▶ _Brano di lettura_
════════════════

Regia di Steven Soderbergh vedi scheda film
“Knockout. Resa dei conti” (Haywire, 2011) è il ventitreesimo lungometraggio di Steven Soderbergh. Il regista di Atlanta da “Sesso, bugie e videotape (Sex, Lies and Videotape, 1989) ha sciorinato una filmografia variegata e pomposa(ta) ma senza lasciare il segno e uno stile personale. Appena vedi(o) un film di Soderbergh non distingui particolari e/o ambienti che timbrano l’inquadratura o sapienti giri di manovella che ti fanno alzare l’impeto ‘celluluoide’. Una chiosa, un quadretto, un sipario e una cerchia di attori (di livello senza dubbio) che si dimenano bene senza convinzione il più delle volte (da “Ocean’s..” a “Contagion”, da “Solaris” a “Haywire”).
Le sue opere più trattenute, introspettive e pieno di realismo sono le migliori: come “Erick Brockwich” (2000) e “Bubble” (2005).
“Haywire” (‘impazzito’ e ‘confuso’) è un film di dimostrazione assente dell’uso degli ambienti e dei set: chi sa se i luoghi turistici e i vari pezzi che interagiscono si dimostrano all’altezza della storia e quindi del regista?...

════════════════

Trascrivi parola per parola la recensione di «Knockout. Resa dei conti» riportata sopra, senza cambiare nulla. Le voci riportate più avanti non servono a nulla in questo lavoro.

▶ _Materiale_

════════════════

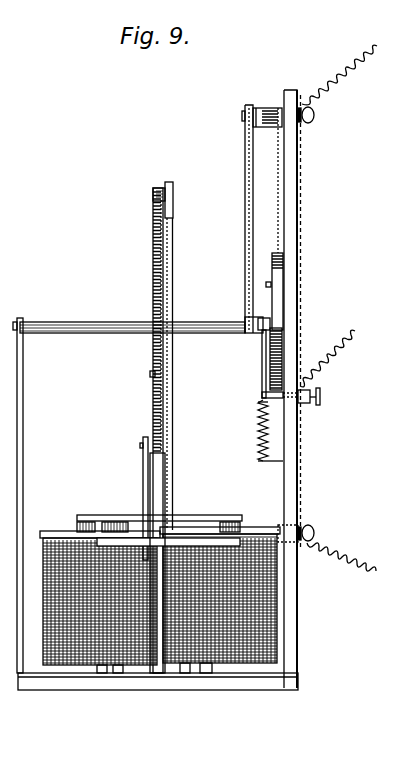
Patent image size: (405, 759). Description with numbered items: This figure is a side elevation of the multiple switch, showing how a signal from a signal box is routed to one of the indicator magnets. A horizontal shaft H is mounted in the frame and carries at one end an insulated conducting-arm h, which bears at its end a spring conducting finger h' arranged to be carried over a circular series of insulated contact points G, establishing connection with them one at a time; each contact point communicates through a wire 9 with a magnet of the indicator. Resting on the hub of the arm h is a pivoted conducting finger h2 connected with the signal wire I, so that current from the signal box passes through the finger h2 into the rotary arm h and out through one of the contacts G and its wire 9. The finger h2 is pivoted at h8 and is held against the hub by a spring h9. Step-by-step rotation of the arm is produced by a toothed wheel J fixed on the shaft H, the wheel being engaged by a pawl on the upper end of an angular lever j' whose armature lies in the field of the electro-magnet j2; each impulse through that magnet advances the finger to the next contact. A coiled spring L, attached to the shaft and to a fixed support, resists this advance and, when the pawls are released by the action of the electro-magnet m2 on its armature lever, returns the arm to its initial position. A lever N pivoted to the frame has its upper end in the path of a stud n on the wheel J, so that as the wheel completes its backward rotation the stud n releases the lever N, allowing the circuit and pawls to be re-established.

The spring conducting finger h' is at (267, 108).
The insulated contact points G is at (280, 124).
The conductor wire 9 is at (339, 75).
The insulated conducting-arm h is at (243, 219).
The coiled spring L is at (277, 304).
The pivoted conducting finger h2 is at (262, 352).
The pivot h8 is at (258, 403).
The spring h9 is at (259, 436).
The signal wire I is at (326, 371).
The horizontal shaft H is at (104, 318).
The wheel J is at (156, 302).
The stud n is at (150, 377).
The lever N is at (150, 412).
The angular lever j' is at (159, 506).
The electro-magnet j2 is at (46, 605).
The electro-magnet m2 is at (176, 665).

════════════════

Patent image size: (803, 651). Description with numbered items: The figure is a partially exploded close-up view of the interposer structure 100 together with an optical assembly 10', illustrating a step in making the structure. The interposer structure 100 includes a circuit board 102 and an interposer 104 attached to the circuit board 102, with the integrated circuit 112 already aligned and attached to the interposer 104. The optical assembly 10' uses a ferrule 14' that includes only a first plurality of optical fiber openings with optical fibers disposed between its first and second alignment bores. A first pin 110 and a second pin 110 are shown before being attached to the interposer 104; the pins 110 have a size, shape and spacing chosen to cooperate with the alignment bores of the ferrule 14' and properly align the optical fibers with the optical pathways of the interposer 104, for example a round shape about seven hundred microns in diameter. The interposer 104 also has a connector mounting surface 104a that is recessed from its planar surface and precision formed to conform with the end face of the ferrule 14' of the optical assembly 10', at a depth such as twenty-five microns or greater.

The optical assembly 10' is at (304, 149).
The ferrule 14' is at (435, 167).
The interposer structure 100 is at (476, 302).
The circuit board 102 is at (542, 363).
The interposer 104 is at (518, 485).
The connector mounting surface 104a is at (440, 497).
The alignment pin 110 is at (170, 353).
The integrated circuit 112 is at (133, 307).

════════════════

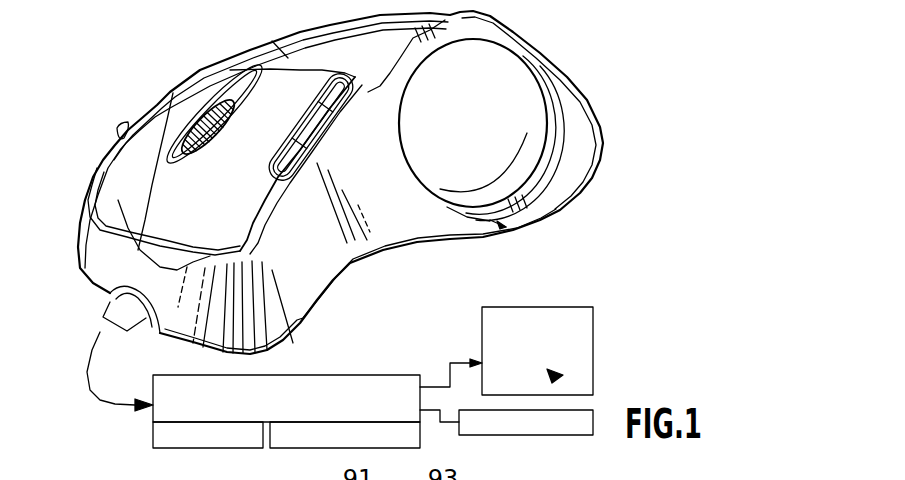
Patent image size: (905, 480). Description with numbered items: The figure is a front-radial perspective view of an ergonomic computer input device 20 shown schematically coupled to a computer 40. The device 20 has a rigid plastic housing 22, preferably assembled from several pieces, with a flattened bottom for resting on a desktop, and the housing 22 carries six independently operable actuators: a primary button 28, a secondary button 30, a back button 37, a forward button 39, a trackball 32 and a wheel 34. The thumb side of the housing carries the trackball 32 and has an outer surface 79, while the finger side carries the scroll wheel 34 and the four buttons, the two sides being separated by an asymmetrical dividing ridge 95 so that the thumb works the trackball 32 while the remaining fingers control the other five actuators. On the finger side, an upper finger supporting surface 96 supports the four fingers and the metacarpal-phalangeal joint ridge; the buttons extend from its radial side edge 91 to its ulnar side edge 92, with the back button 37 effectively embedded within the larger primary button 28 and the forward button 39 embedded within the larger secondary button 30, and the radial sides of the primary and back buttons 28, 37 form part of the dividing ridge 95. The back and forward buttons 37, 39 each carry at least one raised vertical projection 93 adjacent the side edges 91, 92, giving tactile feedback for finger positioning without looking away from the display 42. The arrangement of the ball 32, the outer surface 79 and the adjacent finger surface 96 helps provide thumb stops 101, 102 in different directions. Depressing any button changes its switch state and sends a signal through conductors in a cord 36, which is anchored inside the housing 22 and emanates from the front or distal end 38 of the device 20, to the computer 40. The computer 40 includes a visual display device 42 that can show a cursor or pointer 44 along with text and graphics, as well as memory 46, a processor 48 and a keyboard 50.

════════════════

▶ _Risposta scritta_
Regia di Steven Soderbergh vedi scheda film
“Knockout. Resa dei conti” (Haywire, 2011) è il ventitreesimo lungometraggio di Steven Soderbergh. Il regista di Atlanta da “Sesso, bugie e videotape (Sex, Lies and Videotape, 1989) ha sciorinato una filmografia variegata e pomposa(ta) ma senza lasciare il segno e uno stile personale. Appena vedi(o) un film di Soderbergh non distingui particolari e/o ambienti che timbrano l’inquadratura o sapienti giri di manovella che ti fanno alzare l’impeto ‘celluluoide’. Una chiosa, un quadretto, un sipario e una cerchia di attori (di livello senza dubbio) che si dimenano bene senza convinzione il più delle volte (da “Ocean’s..” a “Contagion”, da “Solaris” a “Haywire”).
Le sue opere più trattenute, introspettive e pieno di realismo sono le migliori: come “Erick Brockwich” (2000) e “Bubble” (2005).
“Haywire” (‘impazzito’ e ‘confuso’) è un film di dimostrazione assente dell’uso degli ambienti e dei set: chi sa se i luoghi turistici e i vari pezzi che interagiscono si dimostrano all’altezza della storia e quindi del regista?...